[EXERCISE BRIEF] Can you reproduce, character for character, the lines of the items below from the line containing "side-label: Highly polar" up to and including the line containing "note: superposition <box>225"?

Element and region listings
━━━━━━━━━━━━━━━━
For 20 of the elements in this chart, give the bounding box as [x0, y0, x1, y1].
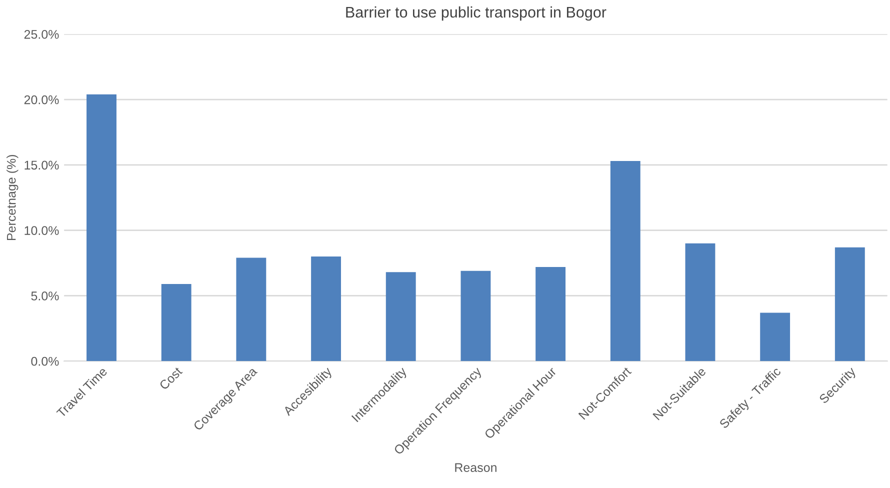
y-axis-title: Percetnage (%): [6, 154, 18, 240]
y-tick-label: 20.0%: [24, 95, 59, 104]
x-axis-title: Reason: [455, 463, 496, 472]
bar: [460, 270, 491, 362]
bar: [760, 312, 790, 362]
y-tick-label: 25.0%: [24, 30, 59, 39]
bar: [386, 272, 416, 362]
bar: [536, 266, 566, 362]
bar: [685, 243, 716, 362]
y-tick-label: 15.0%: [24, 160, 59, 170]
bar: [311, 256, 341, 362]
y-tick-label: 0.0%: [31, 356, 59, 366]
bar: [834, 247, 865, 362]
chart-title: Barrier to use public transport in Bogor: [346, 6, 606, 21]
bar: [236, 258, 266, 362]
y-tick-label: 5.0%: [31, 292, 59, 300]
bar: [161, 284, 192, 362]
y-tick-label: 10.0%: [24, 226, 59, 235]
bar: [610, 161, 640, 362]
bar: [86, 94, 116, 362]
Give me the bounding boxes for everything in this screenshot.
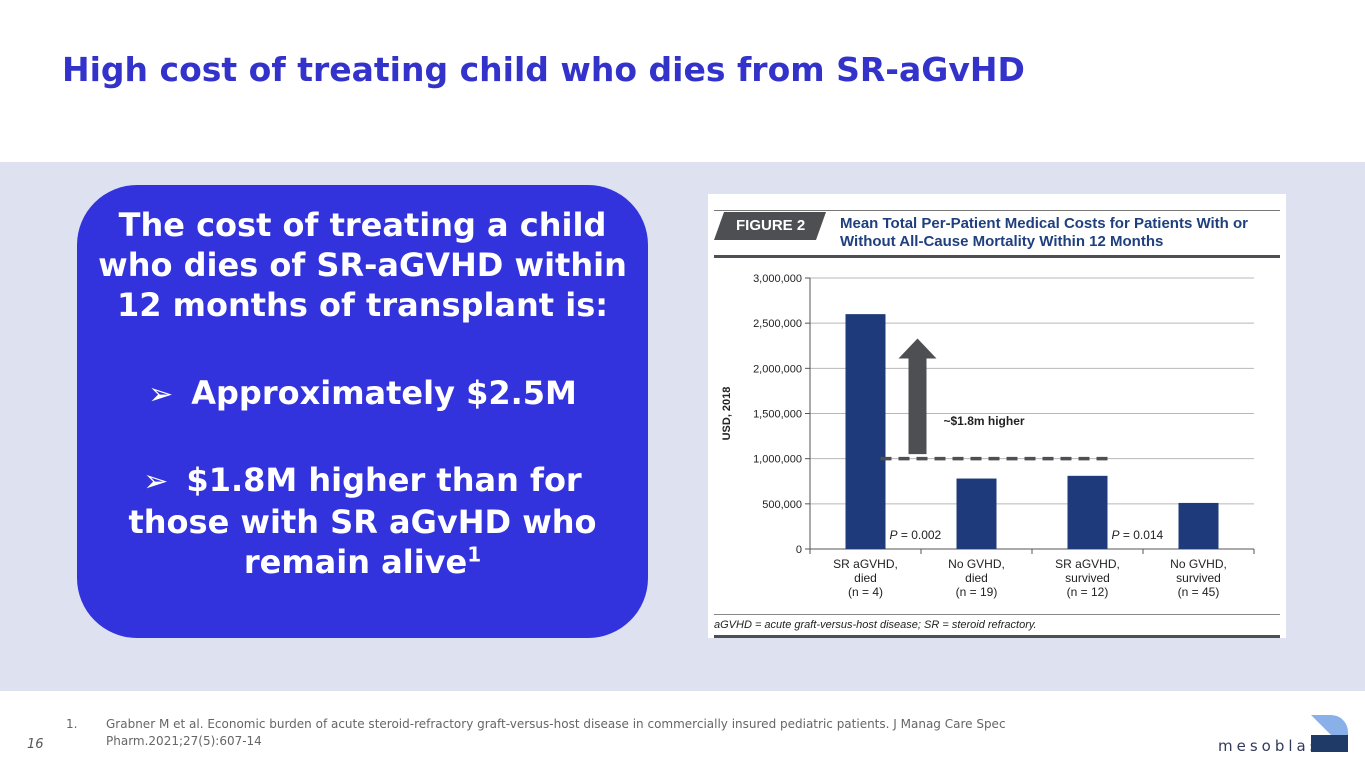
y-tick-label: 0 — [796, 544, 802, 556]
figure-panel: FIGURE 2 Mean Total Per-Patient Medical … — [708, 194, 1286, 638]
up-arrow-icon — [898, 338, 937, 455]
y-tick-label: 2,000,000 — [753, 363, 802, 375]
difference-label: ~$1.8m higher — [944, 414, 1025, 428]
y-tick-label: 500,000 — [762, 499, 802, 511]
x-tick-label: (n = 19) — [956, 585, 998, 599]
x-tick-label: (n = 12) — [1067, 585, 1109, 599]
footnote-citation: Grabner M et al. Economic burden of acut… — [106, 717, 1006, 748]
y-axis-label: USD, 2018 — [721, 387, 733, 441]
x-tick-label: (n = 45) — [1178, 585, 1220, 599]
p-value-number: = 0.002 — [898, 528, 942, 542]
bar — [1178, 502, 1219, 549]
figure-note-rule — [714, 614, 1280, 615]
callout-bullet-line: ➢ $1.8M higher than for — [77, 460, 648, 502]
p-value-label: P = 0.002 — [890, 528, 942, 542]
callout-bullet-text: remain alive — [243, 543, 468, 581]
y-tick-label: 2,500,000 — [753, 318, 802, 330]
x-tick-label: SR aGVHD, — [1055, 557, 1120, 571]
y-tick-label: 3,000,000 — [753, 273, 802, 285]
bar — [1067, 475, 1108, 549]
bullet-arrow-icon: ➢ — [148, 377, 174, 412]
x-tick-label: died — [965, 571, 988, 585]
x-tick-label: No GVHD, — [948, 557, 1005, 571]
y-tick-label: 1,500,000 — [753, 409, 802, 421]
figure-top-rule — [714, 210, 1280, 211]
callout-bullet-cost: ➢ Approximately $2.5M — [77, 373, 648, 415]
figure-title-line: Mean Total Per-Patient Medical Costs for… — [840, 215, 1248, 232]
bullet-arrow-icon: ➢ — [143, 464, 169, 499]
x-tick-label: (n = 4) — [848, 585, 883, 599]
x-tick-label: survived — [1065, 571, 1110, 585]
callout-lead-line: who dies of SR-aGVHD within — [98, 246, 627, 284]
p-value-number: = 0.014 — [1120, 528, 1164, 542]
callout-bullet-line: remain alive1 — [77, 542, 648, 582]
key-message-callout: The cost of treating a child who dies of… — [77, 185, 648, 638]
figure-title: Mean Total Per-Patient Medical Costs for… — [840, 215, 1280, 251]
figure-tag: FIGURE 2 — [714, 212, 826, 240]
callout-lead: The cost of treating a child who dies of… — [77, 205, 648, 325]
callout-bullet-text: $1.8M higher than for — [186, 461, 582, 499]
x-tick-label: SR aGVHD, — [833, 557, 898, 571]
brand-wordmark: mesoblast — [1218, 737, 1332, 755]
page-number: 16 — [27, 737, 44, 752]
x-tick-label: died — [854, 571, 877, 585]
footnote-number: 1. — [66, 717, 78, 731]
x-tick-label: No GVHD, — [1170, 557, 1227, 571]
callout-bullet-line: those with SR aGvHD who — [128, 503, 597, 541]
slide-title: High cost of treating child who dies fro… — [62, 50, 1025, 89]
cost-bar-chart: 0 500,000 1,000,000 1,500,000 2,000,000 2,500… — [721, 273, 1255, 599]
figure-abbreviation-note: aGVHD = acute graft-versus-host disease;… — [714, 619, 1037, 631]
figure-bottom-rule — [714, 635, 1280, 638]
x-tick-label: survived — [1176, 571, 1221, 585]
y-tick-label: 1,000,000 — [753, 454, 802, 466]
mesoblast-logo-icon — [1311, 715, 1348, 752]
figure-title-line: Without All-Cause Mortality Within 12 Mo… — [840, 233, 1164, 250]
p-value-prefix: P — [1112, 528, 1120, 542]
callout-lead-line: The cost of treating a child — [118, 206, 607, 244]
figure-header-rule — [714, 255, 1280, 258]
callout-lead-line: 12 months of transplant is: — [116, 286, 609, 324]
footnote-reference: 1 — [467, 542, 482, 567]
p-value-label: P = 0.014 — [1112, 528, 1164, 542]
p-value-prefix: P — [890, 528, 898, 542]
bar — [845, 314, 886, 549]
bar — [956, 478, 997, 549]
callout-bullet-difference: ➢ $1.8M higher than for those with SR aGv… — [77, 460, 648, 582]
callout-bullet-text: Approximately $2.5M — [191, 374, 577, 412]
━━━━━━━━━━━━━━━━
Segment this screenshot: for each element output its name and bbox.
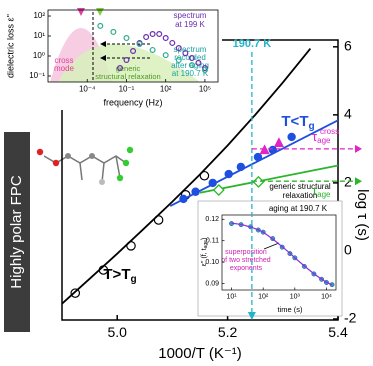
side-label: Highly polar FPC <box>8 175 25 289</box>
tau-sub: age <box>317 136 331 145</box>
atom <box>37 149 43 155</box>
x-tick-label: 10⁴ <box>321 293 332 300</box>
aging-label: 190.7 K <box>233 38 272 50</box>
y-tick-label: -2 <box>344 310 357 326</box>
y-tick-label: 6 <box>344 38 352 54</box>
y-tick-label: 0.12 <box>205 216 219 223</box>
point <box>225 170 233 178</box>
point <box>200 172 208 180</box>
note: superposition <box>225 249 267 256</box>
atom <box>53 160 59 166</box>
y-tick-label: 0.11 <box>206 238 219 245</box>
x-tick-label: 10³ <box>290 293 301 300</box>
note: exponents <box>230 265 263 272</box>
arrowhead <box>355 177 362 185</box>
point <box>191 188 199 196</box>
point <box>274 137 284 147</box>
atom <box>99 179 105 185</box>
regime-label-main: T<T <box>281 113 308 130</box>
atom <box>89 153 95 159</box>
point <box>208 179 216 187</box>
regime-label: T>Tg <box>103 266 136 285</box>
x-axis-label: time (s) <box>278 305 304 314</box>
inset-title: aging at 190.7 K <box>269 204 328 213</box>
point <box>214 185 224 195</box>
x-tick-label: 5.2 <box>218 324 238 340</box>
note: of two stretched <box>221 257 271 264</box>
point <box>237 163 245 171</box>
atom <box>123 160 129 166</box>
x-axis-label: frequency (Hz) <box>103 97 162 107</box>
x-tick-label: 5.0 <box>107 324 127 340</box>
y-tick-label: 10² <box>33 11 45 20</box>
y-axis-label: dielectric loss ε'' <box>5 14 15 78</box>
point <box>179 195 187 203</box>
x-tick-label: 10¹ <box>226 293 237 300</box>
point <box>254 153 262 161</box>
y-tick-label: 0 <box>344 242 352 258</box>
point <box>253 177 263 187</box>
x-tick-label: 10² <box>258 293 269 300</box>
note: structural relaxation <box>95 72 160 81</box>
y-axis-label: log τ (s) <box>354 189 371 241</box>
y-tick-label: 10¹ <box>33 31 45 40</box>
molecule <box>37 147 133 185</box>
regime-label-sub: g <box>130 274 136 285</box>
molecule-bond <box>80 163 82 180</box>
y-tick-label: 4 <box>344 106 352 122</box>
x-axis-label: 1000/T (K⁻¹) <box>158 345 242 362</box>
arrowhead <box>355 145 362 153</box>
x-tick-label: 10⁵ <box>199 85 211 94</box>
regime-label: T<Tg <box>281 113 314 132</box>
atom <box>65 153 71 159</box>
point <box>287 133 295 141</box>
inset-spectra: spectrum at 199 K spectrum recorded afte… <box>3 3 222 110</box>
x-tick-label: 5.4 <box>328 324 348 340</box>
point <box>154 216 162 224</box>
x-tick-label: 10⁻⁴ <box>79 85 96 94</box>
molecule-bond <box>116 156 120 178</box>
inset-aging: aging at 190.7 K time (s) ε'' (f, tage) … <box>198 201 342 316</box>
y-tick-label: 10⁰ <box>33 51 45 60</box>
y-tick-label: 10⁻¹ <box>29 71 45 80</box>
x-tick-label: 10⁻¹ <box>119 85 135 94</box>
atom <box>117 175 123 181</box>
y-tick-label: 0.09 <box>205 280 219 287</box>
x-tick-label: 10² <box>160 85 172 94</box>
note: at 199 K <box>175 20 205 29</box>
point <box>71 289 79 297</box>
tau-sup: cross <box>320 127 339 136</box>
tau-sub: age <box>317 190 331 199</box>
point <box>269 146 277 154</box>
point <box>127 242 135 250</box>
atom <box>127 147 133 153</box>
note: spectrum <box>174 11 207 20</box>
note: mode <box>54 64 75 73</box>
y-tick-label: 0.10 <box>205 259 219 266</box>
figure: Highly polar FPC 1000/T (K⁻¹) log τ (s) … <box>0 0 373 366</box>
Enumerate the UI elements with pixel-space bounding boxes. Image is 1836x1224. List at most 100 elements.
━━━━━━━━━━━━━━━━
[RESPONSE TO THE TASK]
side-label: Highly polar FPC <box>8 175 25 289</box>
tau-sub: age <box>317 136 331 145</box>
atom <box>37 149 43 155</box>
x-tick-label: 10⁴ <box>321 293 332 300</box>
aging-label: 190.7 K <box>233 38 272 50</box>
y-tick-label: -2 <box>344 310 357 326</box>
y-tick-label: 6 <box>344 38 352 54</box>
y-tick-label: 0.12 <box>205 216 219 223</box>
point <box>225 170 233 178</box>
point <box>200 172 208 180</box>
note: superposition <box>225 249 267 256</box>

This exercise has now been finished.